- [Task instructions]
Using the data below, copy every line that contains the word "Potato".
==== Provided material
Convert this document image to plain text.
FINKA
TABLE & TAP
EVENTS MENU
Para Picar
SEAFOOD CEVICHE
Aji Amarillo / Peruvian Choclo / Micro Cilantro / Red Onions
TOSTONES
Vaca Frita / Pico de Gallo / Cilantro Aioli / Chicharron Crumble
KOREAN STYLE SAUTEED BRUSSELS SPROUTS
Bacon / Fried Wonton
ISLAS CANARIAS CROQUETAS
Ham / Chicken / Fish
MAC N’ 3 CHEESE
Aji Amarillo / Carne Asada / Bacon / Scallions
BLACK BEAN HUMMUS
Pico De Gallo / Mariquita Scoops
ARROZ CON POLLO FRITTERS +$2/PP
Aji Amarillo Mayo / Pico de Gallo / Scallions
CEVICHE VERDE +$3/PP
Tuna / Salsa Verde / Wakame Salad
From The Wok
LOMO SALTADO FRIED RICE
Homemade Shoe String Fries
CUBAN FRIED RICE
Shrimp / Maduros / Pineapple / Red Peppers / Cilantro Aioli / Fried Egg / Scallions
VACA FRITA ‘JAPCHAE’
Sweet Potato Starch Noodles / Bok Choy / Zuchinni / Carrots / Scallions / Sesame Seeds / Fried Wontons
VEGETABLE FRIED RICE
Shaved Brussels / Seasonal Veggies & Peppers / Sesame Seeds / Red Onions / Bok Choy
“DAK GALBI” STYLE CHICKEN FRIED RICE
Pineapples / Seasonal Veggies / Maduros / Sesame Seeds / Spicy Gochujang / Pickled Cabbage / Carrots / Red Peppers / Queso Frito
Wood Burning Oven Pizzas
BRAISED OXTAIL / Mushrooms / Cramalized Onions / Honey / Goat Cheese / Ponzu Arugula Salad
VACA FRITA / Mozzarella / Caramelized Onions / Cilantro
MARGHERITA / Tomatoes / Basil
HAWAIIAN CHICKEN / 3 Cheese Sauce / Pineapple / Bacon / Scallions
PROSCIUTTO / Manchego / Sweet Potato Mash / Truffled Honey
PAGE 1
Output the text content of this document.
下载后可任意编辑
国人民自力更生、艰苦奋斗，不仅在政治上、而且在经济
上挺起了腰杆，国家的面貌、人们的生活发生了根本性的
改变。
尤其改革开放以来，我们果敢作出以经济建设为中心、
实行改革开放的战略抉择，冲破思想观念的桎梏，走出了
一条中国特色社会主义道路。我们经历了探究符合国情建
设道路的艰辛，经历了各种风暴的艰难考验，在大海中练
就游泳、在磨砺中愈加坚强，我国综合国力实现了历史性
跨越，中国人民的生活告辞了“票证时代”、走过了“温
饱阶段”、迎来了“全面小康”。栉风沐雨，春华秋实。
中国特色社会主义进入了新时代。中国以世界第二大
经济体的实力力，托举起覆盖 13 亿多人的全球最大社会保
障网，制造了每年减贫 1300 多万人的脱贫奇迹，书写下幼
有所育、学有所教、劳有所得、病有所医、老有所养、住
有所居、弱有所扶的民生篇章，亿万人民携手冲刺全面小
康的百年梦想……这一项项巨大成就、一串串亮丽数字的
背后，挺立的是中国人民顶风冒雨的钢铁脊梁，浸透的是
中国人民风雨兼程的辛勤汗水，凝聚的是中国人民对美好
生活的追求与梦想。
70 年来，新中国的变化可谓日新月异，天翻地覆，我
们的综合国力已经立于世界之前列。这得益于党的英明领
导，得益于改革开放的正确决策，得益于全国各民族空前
========
- [Answer below]
Sweet Potato Starch Noodles / Bok Choy / Zuchinni / Carrots / Scallions / Sesame Seeds / Fried Wontons
PROSCIUTTO / Manchego / Sweet Potato Mash / Truffled Honey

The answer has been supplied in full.